- [GIVEN INSTRUCTION] In the copy, keep every record exact and leave out all images.

- [PROVIDED DATA]
■ ■ ■

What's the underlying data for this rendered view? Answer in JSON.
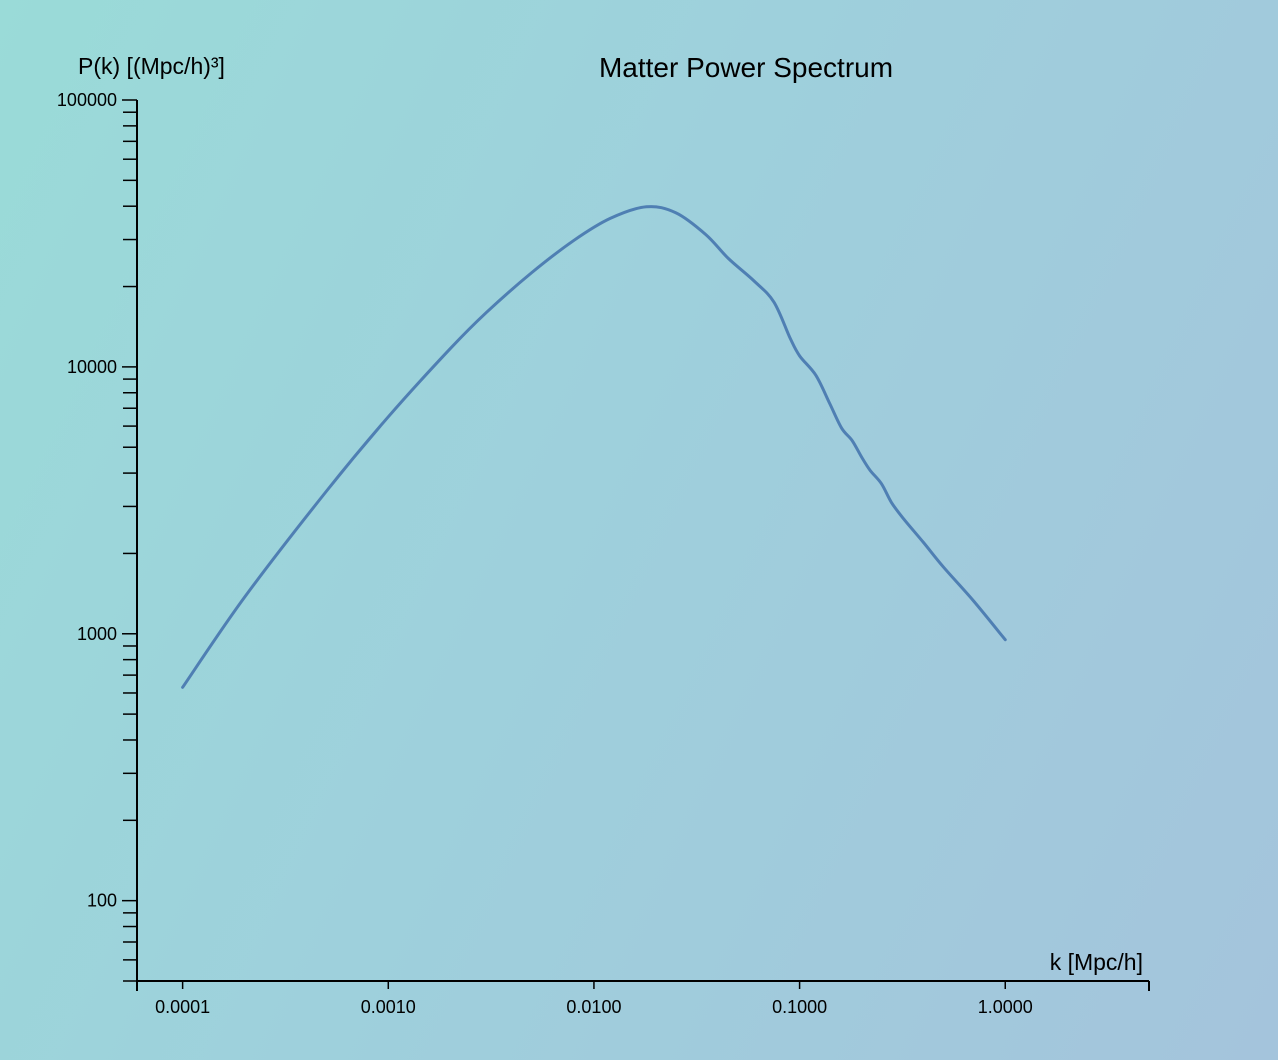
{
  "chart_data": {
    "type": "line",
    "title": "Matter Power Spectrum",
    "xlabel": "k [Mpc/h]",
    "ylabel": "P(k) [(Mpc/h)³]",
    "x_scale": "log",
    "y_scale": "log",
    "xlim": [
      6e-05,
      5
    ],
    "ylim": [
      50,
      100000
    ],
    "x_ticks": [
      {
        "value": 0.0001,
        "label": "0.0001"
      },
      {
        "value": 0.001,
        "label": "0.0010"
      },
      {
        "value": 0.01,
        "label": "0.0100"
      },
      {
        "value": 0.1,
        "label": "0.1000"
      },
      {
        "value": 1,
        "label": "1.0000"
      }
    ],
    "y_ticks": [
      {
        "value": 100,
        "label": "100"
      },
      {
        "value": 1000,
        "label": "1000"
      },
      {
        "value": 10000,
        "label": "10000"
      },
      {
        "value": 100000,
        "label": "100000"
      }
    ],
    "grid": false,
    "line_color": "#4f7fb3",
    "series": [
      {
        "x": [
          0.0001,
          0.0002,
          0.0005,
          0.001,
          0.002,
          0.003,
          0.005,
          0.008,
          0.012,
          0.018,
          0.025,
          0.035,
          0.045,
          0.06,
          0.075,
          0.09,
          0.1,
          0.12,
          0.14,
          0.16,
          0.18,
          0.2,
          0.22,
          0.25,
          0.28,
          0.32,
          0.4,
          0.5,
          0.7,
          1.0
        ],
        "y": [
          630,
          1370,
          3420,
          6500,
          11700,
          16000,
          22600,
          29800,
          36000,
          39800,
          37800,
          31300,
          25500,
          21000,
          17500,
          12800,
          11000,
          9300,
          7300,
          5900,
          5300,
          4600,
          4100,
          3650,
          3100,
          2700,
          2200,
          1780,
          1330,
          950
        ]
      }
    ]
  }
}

■ ■ ■

- [EXERCISE RESULT]
What's the underlying data for this rendered view? Answer in JSON.
{
  "chart_data": {
    "type": "line",
    "title": "Matter Power Spectrum",
    "xlabel": "k [Mpc/h]",
    "ylabel": "P(k) [(Mpc/h)³]",
    "x_scale": "log",
    "y_scale": "log",
    "xlim": [
      6e-05,
      5
    ],
    "ylim": [
      50,
      100000
    ],
    "x_ticks": [
      {
        "value": 0.0001,
        "label": "0.0001"
      },
      {
        "value": 0.001,
        "label": "0.0010"
      },
      {
        "value": 0.01,
        "label": "0.0100"
      },
      {
        "value": 0.1,
        "label": "0.1000"
      },
      {
        "value": 1,
        "label": "1.0000"
      }
    ],
    "y_ticks": [
      {
        "value": 100,
        "label": "100"
      },
      {
        "value": 1000,
        "label": "1000"
      },
      {
        "value": 10000,
        "label": "10000"
      },
      {
        "value": 100000,
        "label": "100000"
      }
    ],
    "grid": false,
    "line_color": "#4f7fb3",
    "series": [
      {
        "x": [
          0.0001,
          0.0002,
          0.0005,
          0.001,
          0.002,
          0.003,
          0.005,
          0.008,
          0.012,
          0.018,
          0.025,
          0.035,
          0.045,
          0.06,
          0.075,
          0.09,
          0.1,
          0.12,
          0.14,
          0.16,
          0.18,
          0.2,
          0.22,
          0.25,
          0.28,
          0.32,
          0.4,
          0.5,
          0.7,
          1.0
        ],
        "y": [
          630,
          1370,
          3420,
          6500,
          11700,
          16000,
          22600,
          29800,
          36000,
          39800,
          37800,
          31300,
          25500,
          21000,
          17500,
          12800,
          11000,
          9300,
          7300,
          5900,
          5300,
          4600,
          4100,
          3650,
          3100,
          2700,
          2200,
          1780,
          1330,
          950
        ]
      }
    ]
  }
}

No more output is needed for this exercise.